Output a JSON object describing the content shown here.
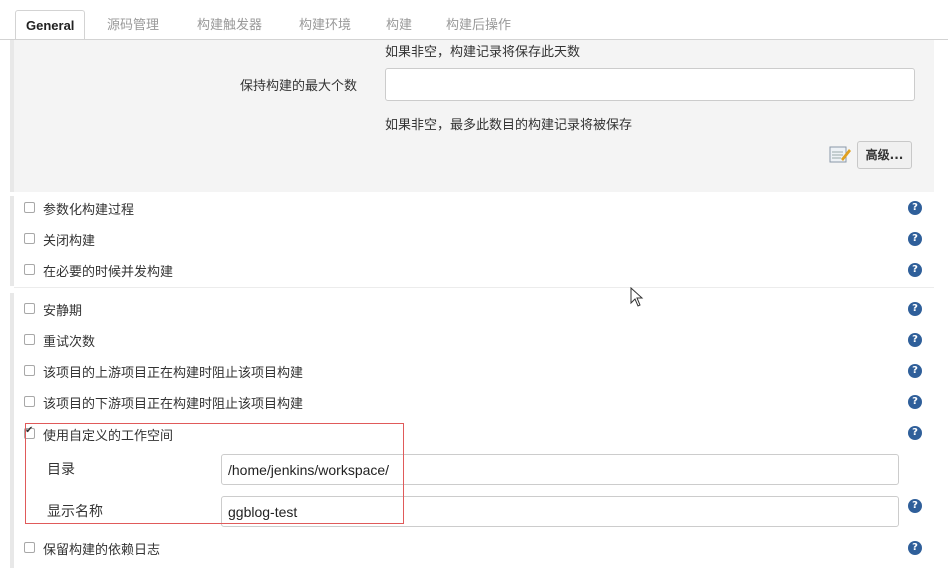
{
  "tabs": [
    "General",
    "源码管理",
    "构建触发器",
    "构建环境",
    "构建",
    "构建后操作"
  ],
  "top_hint": "如果非空，构建记录将保存此天数",
  "max_builds_label": "保持构建的最大个数",
  "max_builds_value": "",
  "max_builds_hint": "如果非空，最多此数目的构建记录将被保存",
  "advanced_button": "高级...",
  "options_group1": [
    {
      "label": "参数化构建过程",
      "checked": false
    },
    {
      "label": "关闭构建",
      "checked": false
    },
    {
      "label": "在必要的时候并发构建",
      "checked": false
    }
  ],
  "options_group2": [
    {
      "label": "安静期",
      "checked": false
    },
    {
      "label": "重试次数",
      "checked": false
    },
    {
      "label": "该项目的上游项目正在构建时阻止该项目构建",
      "checked": false
    },
    {
      "label": "该项目的下游项目正在构建时阻止该项目构建",
      "checked": false
    },
    {
      "label": "使用自定义的工作空间",
      "checked": true
    }
  ],
  "workspace": {
    "dir_label": "目录",
    "dir_value": "/home/jenkins/workspace/",
    "display_label": "显示名称",
    "display_value": "ggblog-test"
  },
  "last_option": {
    "label": "保留构建的依赖日志",
    "checked": false
  },
  "help_icon_glyph": "?",
  "help_color": "#2f5f9a"
}
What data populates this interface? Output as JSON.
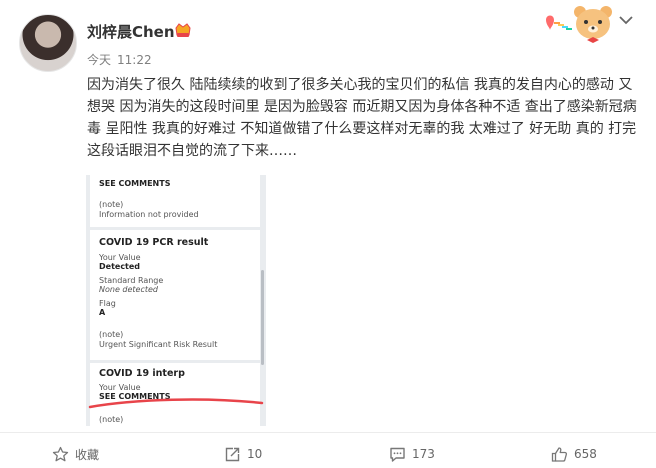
{
  "post": {
    "username": "刘梓晨Chen",
    "time_prefix": "今天",
    "time": "11:22",
    "text": "因为消失了很久 陆陆续续的收到了很多关心我的宝贝们的私信 我真的发自内心的感动 又想哭 因为消失的这段时间里 是因为脸毁容 而近期又因为身体各种不适 查出了感染新冠病毒 呈阳性 我真的好难过 不知道做错了什么要这样对无辜的我 太难过了 好无助 真的 打完这段话眼泪不自觉的流了下来……"
  },
  "attachment": {
    "card1_label": "SEE COMMENTS",
    "card1_note": "(note)",
    "card1_note_text": "Information not provided",
    "card2_title": "COVID 19 PCR result",
    "card2_value_label": "Your Value",
    "card2_value": "Detected",
    "card2_range_label": "Standard Range",
    "card2_range": "None detected",
    "card2_flag_label": "Flag",
    "card2_flag": "A",
    "card2_note": "(note)",
    "card2_note_text": "Urgent Significant Risk Result",
    "card3_title": "COVID 19 interp",
    "card3_value_label": "Your Value",
    "card3_value": "SEE COMMENTS",
    "card3_note": "(note)"
  },
  "actions": {
    "favorite_label": "收藏",
    "repost_count": "10",
    "comment_count": "173",
    "like_count": "658"
  },
  "colors": {
    "username": "#333333",
    "annotation_red": "#e8444a",
    "meta_gray": "#808080"
  },
  "icons": [
    "vip-badge-icon",
    "decorative-bear-icon",
    "chevron-down-icon",
    "star-icon",
    "repost-icon",
    "comment-icon",
    "thumbs-up-icon"
  ]
}
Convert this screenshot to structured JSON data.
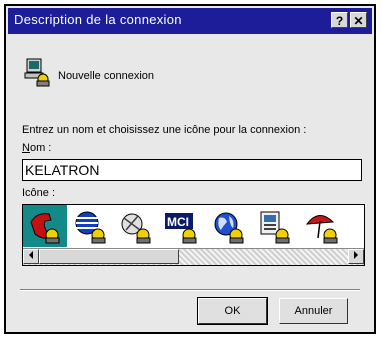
{
  "window": {
    "title": "Description de la connexion",
    "help_button": "?",
    "close_button": "✕"
  },
  "header": {
    "icon": "network-computer-icon",
    "label": "Nouvelle connexion"
  },
  "form": {
    "instructions": "Entrez un nom et choisissez une icône pour la connexion :",
    "name_label_accesskey": "N",
    "name_label_rest": "om :",
    "name_value": "KELATRON",
    "icon_label": "Icône :"
  },
  "icons": [
    {
      "name": "red-phone-icon",
      "selected": true
    },
    {
      "name": "att-globe-icon",
      "selected": false
    },
    {
      "name": "satellite-globe-icon",
      "selected": false
    },
    {
      "name": "mci-logo-icon",
      "selected": false
    },
    {
      "name": "blue-globe-icon",
      "selected": false
    },
    {
      "name": "document-files-icon",
      "selected": false
    },
    {
      "name": "umbrella-icon",
      "selected": false
    }
  ],
  "scrollbar": {
    "position": 0
  },
  "buttons": {
    "ok": "OK",
    "cancel": "Annuler"
  },
  "colors": {
    "title_bar": "#1d1d9a",
    "selection": "#138a88",
    "dialog_bg": "#e8e8e8"
  }
}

□ □ □ □

Retype the records above exactly, starting at the line that contains "Convert this screenshot" and going through the last line, and leave out any pictures.

Convert this screenshot to structured JSON data.
{
  "window": {
    "title": "Description de la connexion",
    "help_button": "?",
    "close_button": "✕"
  },
  "header": {
    "icon": "network-computer-icon",
    "label": "Nouvelle connexion"
  },
  "form": {
    "instructions": "Entrez un nom et choisissez une icône pour la connexion :",
    "name_label_accesskey": "N",
    "name_label_rest": "om :",
    "name_value": "KELATRON",
    "icon_label": "Icône :"
  },
  "icons": [
    {
      "name": "red-phone-icon",
      "selected": true
    },
    {
      "name": "att-globe-icon",
      "selected": false
    },
    {
      "name": "satellite-globe-icon",
      "selected": false
    },
    {
      "name": "mci-logo-icon",
      "selected": false
    },
    {
      "name": "blue-globe-icon",
      "selected": false
    },
    {
      "name": "document-files-icon",
      "selected": false
    },
    {
      "name": "umbrella-icon",
      "selected": false
    }
  ],
  "scrollbar": {
    "position": 0
  },
  "buttons": {
    "ok": "OK",
    "cancel": "Annuler"
  },
  "colors": {
    "title_bar": "#1d1d9a",
    "selection": "#138a88",
    "dialog_bg": "#e8e8e8"
  }
}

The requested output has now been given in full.